> Exercise description
In the entries below, how many lines hold the string "mino"? Give only the number.

> Dataset excerpts
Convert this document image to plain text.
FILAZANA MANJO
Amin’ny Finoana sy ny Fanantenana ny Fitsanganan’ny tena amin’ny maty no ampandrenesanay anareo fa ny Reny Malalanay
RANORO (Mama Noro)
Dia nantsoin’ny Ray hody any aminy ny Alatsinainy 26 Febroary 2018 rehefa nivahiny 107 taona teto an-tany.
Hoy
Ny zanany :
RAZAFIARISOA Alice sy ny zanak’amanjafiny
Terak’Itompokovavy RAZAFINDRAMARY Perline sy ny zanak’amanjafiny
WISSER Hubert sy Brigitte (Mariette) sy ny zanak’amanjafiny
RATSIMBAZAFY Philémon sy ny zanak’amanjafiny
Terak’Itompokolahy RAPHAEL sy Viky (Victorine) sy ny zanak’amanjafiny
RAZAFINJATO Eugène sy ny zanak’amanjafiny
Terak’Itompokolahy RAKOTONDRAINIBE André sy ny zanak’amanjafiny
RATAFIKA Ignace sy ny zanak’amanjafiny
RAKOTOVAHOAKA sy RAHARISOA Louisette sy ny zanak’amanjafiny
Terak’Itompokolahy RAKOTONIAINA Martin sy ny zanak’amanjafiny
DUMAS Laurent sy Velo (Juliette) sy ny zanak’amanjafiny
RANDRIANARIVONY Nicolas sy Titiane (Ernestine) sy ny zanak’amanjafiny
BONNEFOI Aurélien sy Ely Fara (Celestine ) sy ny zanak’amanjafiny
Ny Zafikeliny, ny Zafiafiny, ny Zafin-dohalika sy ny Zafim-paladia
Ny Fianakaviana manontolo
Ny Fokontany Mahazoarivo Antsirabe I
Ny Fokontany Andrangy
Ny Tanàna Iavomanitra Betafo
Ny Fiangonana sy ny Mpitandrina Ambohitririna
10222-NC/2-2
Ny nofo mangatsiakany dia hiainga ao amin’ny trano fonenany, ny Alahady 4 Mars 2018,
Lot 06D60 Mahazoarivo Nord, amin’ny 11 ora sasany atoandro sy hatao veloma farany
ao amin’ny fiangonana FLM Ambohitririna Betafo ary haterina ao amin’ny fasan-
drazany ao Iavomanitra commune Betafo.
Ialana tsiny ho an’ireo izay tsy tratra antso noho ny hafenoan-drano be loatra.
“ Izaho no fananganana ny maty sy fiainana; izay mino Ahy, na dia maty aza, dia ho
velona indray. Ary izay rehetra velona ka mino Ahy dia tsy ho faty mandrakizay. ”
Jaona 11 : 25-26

> Task response
2